▶ [WRITTEN REQUEST 1]:
Copy the stored dataset rows verbatim, from the first row through the row that contains "column-header: SPD — [432, 600, 485, 631]".

◆ ◆ ◆ ◆ ◆ ◆ ◆

One Reason It Feels Like Our Nation is Unraveling

photo-1591035897819-f4bdf739f446It was the first SNL after the 9/11 attacks. It started on a somber tone. How would a show, which was live from New York and built on satire on humor—respond in the midst of a national tragedy.

Lorne Michaels asked the million dollar question to Mayor Giuliani. “Can we be funny?”

And Giuliani’s humorous response, “why start now”, seemed to give the nation permission to laugh again. We understood the powerful role that laughter has in our healing. I don’t know if President Bush watched SNL but if he did I wonder if he let out a huge sigh of relief when in October of 2001, Will Ferrell revived his Bush impersonation with a good ol’ Texas message to Osama bin Laden.

It was still satire. It was still poking fun at President Bush. But it was lovable. It was tasteful. And it was healing.

Fast forward to 2021 and we aren’t laughing any more. I’ve not seen an episode of SNL in years. But I’ll occasionally watch a late show or delve into other avenues of comedy. And from my view of things, we’ve lost our ability to laugh. There are many buttons we now refuse to push. Our comedy is just as polarized as our nation. Satire has become one-sided. And it’s killing us.

I’m not advocating for a return to cynical laughter. That’s the type of laughter that the Preacher of Ecclesiastes called madness. Scoffing and mocking isn’t going to help us return to anything remotely beneficial to us or pleasing to God. But there is a hopeful laughter that is only borne out of the gospel that I believe has been lost.

I think Edwin Friedman is insightful here. Speaking of “chronically anxious families” he says “lacking the capacity to be playful, their perspective is narrow.” That could easily describe us as a nation. We aren’t able to play anymore and because of this our perspective has narrowed. Friedman continues:

Indeed, in any family or organization, seriousness is so commonly an attribute of the most anxious (read ‘difficult’) members that they can quite appropriately be considered to be functioning out of a reptilian regression. Broadening the perspective, the relationship between anxiety and seriousness is so predictable that the absence of playfulness in any institution is almost always a clue to the degree of its emotional regression. (Friedman, 71)

◆ ◆ ◆ ◆ ◆ ◆ ◆

▶ [WRITTEN REQUEST 2]:
List every person the essay on laughter refers to by surname.

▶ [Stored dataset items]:
◆ ◆ ◆ ◆ ◆ ◆ ◆

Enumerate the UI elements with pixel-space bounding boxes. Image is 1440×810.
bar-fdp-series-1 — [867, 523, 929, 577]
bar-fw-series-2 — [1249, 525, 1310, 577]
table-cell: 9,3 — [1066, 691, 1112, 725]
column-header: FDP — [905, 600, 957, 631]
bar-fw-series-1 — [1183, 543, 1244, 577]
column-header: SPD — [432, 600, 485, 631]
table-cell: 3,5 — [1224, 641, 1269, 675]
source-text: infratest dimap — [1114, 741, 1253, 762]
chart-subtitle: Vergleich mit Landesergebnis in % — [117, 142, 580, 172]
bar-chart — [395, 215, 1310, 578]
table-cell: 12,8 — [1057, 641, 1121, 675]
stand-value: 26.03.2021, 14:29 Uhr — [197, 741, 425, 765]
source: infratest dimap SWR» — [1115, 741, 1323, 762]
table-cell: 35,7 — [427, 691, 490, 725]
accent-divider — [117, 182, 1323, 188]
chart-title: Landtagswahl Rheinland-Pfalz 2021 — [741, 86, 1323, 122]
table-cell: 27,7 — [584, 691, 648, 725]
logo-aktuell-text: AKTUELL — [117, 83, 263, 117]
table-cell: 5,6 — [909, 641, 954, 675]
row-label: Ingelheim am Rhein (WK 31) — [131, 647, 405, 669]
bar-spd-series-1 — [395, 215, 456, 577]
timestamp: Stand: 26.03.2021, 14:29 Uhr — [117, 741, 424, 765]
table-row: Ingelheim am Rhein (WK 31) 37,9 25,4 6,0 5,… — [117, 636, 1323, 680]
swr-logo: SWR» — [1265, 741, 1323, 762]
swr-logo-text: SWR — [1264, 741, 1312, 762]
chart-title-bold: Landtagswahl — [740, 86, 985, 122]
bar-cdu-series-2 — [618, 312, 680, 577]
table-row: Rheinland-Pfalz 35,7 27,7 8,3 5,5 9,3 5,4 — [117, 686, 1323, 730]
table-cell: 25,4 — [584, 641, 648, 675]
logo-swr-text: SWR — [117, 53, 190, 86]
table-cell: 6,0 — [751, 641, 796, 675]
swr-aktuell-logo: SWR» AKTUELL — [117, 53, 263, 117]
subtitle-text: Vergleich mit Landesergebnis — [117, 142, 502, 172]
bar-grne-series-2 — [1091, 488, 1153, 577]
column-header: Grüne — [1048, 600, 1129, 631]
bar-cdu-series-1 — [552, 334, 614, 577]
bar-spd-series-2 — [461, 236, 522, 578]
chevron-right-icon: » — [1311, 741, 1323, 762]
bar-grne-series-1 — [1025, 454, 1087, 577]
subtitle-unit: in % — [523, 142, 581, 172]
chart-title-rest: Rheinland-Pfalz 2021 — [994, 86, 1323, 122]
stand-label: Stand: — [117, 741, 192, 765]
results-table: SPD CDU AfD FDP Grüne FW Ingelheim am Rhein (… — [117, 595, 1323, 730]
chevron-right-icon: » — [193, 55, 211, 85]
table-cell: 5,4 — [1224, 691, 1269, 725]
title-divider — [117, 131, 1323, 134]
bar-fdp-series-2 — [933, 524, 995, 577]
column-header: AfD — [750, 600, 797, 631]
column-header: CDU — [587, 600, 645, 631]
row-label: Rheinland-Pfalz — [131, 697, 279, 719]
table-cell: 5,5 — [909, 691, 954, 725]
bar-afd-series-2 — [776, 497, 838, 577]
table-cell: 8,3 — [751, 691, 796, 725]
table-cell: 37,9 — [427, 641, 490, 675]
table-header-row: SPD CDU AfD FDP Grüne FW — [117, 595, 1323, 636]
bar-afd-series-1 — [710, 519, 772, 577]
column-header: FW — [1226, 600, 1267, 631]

◆ ◆ ◆ ◆ ◆ ◆ ◆

▶ [FULL OUTPUT 1]:
Enumerate the UI elements with pixel-space bounding boxes. Image is 1440×810.
bar-fdp-series-1 — [867, 523, 929, 577]
bar-fw-series-2 — [1249, 525, 1310, 577]
table-cell: 9,3 — [1066, 691, 1112, 725]
column-header: FDP — [905, 600, 957, 631]
bar-fw-series-1 — [1183, 543, 1244, 577]
column-header: SPD — [432, 600, 485, 631]

▶ [FULL OUTPUT 2]:
Lorne Michaels
Giuliani
Bush
Will Ferrell
Osama bin Laden
Edwin Friedman